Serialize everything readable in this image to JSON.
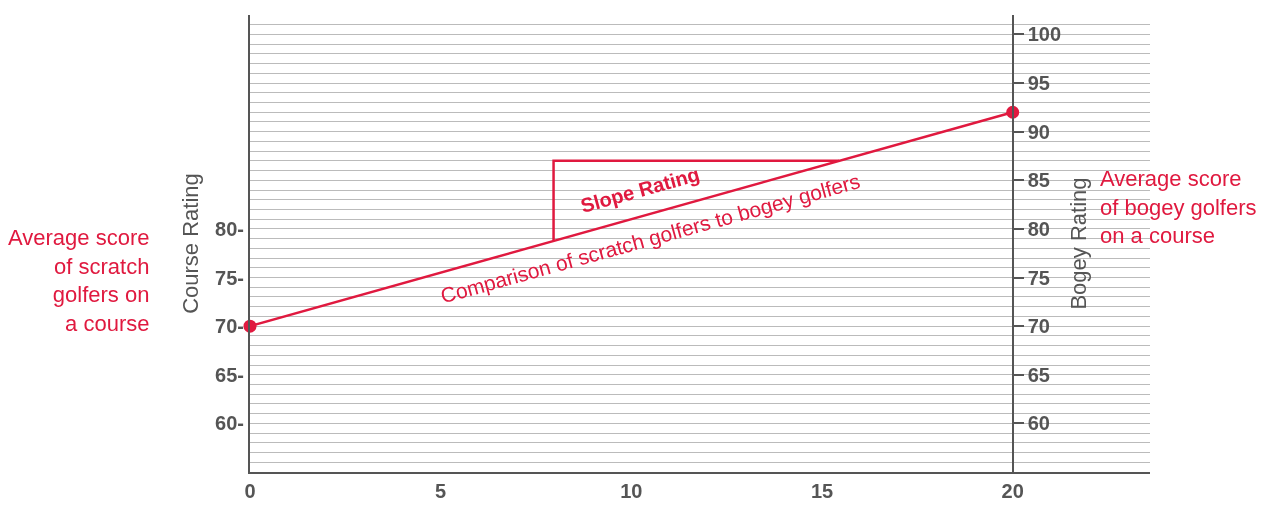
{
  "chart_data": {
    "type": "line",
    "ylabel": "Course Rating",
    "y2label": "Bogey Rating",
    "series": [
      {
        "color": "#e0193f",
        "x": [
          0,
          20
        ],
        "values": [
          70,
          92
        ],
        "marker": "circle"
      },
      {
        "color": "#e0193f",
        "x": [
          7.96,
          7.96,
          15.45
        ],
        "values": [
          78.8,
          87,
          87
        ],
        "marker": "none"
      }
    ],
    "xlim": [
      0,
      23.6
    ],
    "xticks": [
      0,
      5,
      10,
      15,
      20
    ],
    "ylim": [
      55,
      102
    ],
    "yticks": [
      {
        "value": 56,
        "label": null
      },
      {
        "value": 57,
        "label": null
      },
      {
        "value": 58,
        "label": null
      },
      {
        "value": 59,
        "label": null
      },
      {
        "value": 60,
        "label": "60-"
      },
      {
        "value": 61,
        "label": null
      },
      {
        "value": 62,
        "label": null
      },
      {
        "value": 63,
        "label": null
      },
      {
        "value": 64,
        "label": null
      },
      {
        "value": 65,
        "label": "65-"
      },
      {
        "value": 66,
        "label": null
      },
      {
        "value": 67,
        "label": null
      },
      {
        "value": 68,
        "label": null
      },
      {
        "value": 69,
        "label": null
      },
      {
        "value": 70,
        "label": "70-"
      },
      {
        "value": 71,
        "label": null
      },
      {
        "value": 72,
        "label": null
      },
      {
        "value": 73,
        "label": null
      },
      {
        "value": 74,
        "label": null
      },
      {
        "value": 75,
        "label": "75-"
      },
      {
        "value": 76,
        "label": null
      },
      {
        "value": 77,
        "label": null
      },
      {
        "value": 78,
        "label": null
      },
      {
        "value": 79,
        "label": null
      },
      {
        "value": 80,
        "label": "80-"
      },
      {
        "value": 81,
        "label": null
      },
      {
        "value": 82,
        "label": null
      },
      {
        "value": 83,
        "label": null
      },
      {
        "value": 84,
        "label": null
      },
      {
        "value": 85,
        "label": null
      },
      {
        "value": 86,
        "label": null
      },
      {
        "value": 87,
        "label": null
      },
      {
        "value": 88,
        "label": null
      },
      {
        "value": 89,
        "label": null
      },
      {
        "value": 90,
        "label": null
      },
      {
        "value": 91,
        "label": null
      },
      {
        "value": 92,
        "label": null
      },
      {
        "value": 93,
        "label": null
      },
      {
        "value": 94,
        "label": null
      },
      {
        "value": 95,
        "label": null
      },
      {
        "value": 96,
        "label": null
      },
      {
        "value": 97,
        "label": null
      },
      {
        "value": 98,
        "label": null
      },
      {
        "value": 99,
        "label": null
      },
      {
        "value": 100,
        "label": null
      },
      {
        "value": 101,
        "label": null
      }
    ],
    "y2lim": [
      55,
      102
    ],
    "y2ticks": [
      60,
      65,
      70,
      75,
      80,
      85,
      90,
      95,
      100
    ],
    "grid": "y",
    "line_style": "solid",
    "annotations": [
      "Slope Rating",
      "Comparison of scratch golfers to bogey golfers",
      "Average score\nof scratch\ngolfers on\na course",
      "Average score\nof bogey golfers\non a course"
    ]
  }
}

--

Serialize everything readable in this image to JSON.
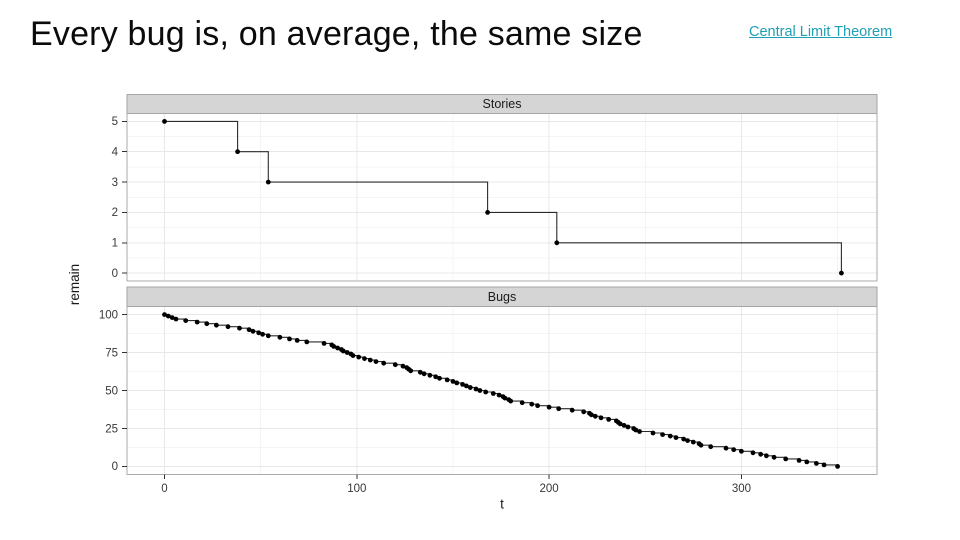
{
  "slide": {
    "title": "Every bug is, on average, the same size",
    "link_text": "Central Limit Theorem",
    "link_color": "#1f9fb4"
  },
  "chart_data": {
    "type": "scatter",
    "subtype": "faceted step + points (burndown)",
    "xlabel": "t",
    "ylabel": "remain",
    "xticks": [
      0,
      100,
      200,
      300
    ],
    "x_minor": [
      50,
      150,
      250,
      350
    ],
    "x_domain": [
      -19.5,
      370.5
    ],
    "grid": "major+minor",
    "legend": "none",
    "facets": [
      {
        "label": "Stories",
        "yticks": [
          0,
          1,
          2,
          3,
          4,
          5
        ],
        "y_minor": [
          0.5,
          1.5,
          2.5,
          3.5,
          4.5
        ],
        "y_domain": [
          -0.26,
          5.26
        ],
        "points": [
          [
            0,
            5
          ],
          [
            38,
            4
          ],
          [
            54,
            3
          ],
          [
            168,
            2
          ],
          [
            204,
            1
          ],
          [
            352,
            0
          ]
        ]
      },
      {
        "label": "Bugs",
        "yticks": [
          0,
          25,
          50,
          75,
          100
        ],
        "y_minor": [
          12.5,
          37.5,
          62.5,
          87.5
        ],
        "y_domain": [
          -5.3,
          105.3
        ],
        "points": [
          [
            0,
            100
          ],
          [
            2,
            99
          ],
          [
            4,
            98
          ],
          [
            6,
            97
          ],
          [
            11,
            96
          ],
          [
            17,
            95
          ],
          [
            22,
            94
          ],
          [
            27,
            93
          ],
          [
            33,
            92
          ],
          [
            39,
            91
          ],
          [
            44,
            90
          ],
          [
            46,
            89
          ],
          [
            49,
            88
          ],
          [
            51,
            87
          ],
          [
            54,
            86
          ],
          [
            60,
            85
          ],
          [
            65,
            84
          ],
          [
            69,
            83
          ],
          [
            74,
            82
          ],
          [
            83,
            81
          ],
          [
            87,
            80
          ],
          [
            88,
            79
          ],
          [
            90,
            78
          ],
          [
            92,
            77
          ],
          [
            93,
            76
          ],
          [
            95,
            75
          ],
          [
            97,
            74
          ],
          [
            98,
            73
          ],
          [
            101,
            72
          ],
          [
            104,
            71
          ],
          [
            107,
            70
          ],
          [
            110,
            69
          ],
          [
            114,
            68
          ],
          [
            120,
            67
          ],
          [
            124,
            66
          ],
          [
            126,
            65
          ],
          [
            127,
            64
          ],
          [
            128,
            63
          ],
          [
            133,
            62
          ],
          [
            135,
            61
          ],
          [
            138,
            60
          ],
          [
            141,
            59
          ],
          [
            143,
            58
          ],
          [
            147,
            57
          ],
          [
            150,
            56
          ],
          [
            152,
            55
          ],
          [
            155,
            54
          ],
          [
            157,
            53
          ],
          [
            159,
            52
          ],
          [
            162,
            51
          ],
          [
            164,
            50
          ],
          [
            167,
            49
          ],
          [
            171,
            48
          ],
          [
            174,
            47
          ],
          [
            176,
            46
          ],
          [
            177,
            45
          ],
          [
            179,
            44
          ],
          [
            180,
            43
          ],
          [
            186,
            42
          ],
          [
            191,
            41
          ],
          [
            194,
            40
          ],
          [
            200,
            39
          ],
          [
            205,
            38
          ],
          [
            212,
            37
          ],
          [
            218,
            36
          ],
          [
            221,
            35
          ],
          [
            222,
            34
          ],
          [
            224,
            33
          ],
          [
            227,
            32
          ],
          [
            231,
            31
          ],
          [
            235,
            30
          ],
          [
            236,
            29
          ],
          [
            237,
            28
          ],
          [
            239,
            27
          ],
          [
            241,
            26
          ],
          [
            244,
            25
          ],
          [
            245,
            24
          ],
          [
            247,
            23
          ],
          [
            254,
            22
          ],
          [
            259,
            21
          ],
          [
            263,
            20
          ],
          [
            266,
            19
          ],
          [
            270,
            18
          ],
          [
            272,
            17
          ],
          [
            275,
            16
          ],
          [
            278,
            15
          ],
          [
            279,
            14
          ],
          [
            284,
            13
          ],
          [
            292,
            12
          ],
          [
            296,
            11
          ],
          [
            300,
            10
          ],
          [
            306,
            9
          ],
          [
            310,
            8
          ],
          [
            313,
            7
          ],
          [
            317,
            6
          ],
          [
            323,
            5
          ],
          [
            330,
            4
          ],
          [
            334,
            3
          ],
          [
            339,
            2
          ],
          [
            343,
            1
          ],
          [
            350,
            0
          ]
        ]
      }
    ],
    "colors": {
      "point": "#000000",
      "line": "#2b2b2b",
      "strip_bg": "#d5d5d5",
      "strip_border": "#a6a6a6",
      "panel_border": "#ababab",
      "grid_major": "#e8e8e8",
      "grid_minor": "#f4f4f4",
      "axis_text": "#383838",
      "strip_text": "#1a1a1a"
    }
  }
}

- _WHAT IS EXPECTED_:
Scan the entries above. Copy each line that has the string "Rating".

- _EXPECTED OUTPUT_:
    "ylabel": "Course Rating",
    "y2label": "Bogey Rating",
      "Slope Rating",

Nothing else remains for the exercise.